What you should do: Omit the pictures, please, and give each record below again exactly.

***** Material provided *****

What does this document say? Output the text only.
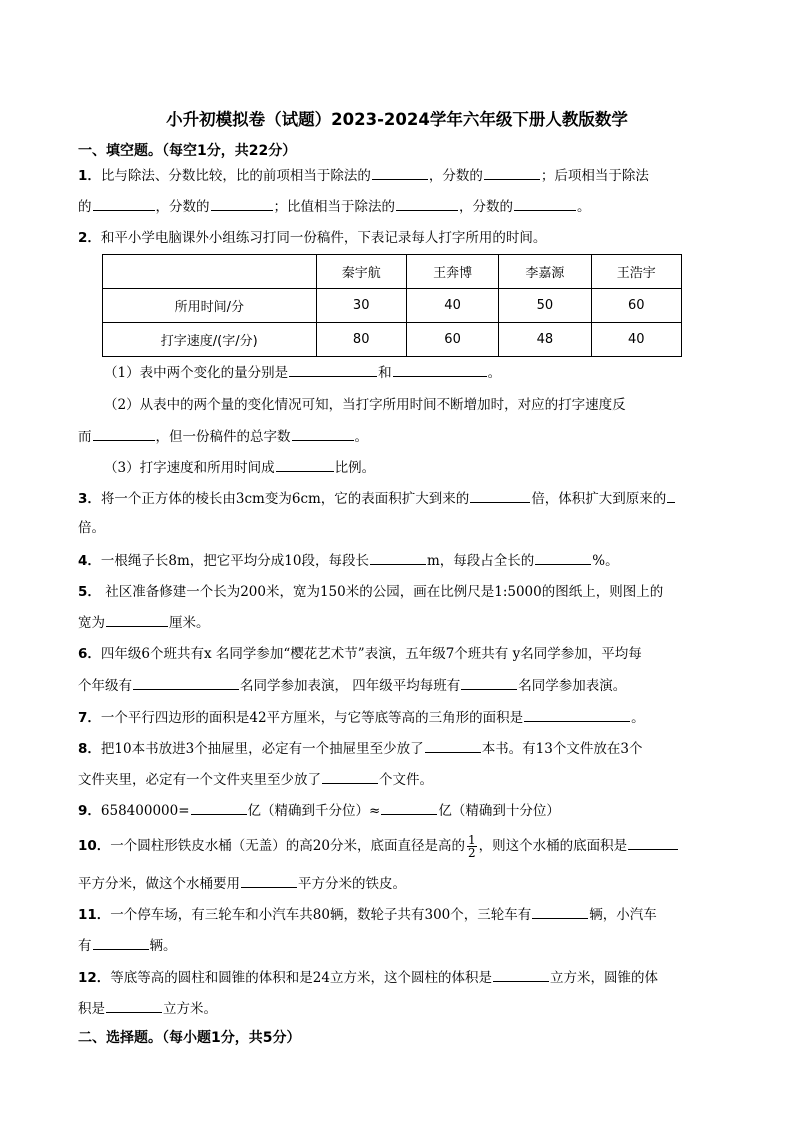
小升初模拟卷（试题）2023-2024学年六年级下册人教版数学
一、填空题。（每空1分，共22分）
1．比与除法、分数比较，比的前项相当于除法的	，分数的	；后项相当于除法
的	，分数的	；比值相当于除法的	，分数的	。
2．和平小学电脑课外小组练习打同一份稿件，下表记录每人打字所用的时间。
	秦宇航	王奔博	李嘉源	王浩宇
所用时间/分	30	40	50	60
打字速度/(字/分)	80	60	48	40
（1）表中两个变化的量分别是	和	。
（2）从表中的两个量的变化情况可知，当打字所用时间不断增加时，对应的打字速度反
而	，但一份稿件的总字数	。
（3）打字速度和所用时间成	比例。
3．将一个正方体的棱长由3cm变为6cm，它的表面积扩大到来的	倍，体积扩大到原来的
倍。
4．一根绳子长8m，把它平均分成10段，每段长	m，每段占全长的	%。
5． 社区准备修建一个长为200米，宽为150米的公园，画在比例尺是1:5000的图纸上，则图上的
宽为	厘米。
6．四年级6个班共有x 名同学参加“樱花艺术节”表演，五年级7个班共有 y名同学参加，平均每
个年级有	名同学参加表演， 四年级平均每班有	名同学参加表演。
7．一个平行四边形的面积是42平方厘米，与它等底等高的三角形的面积是	。
8．把10本书放进3个抽屉里，必定有一个抽屉里至少放了	本书。有13个文件放在3个
文件夹里，必定有一个文件夹里至少放了	个文件。
9．658400000=	亿（精确到千分位）≈	亿（精确到十分位）
10．一个圆柱形铁皮水桶（无盖）的高20分米，底面直径是高的 $\frac{1}{2}$ ，则这个水桶的底面积是
平方分米，做这个水桶要用	平方分米的铁皮。
11．一个停车场，有三轮车和小汽车共80辆，数轮子共有300个，三轮车有	辆，小汽车
有	辆。
12．等底等高的圆柱和圆锥的体积和是24立方米，这个圆柱的体积是	立方米，圆锥的体
积是	立方米。
二、选择题。（每小题1分，共5分）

*****

Exercise answer:
What does this document say? Output the text only.
小升初模拟卷（试题）2023-2024学年六年级下册人教版数学
一、填空题。（每空1分，共22分）
1．比与除法、分数比较，比的前项相当于除法的	，分数的	；后项相当于除法
的	，分数的	；比值相当于除法的	，分数的	。
2．和平小学电脑课外小组练习打同一份稿件，下表记录每人打字所用的时间。
	秦宇航	王奔博	李嘉源	王浩宇
所用时间/分	30	40	50	60
打字速度/(字/分)	80	60	48	40
（1）表中两个变化的量分别是	和	。
（2）从表中的两个量的变化情况可知，当打字所用时间不断增加时，对应的打字速度反
而	，但一份稿件的总字数	。
（3）打字速度和所用时间成	比例。
3．将一个正方体的棱长由3cm变为6cm，它的表面积扩大到来的	倍，体积扩大到原来的
倍。
4．一根绳子长8m，把它平均分成10段，每段长	m，每段占全长的	%。
5． 社区准备修建一个长为200米，宽为150米的公园，画在比例尺是1:5000的图纸上，则图上的
宽为	厘米。
6．四年级6个班共有x 名同学参加“樱花艺术节”表演，五年级7个班共有 y名同学参加，平均每
个年级有	名同学参加表演， 四年级平均每班有	名同学参加表演。
7．一个平行四边形的面积是42平方厘米，与它等底等高的三角形的面积是	。
8．把10本书放进3个抽屉里，必定有一个抽屉里至少放了	本书。有13个文件放在3个
文件夹里，必定有一个文件夹里至少放了	个文件。
9．658400000=	亿（精确到千分位）≈	亿（精确到十分位）
10．一个圆柱形铁皮水桶（无盖）的高20分米，底面直径是高的 $\frac{1}{2}$ ，则这个水桶的底面积是
平方分米，做这个水桶要用	平方分米的铁皮。
11．一个停车场，有三轮车和小汽车共80辆，数轮子共有300个，三轮车有	辆，小汽车
有	辆。
12．等底等高的圆柱和圆锥的体积和是24立方米，这个圆柱的体积是	立方米，圆锥的体
积是	立方米。
二、选择题。（每小题1分，共5分）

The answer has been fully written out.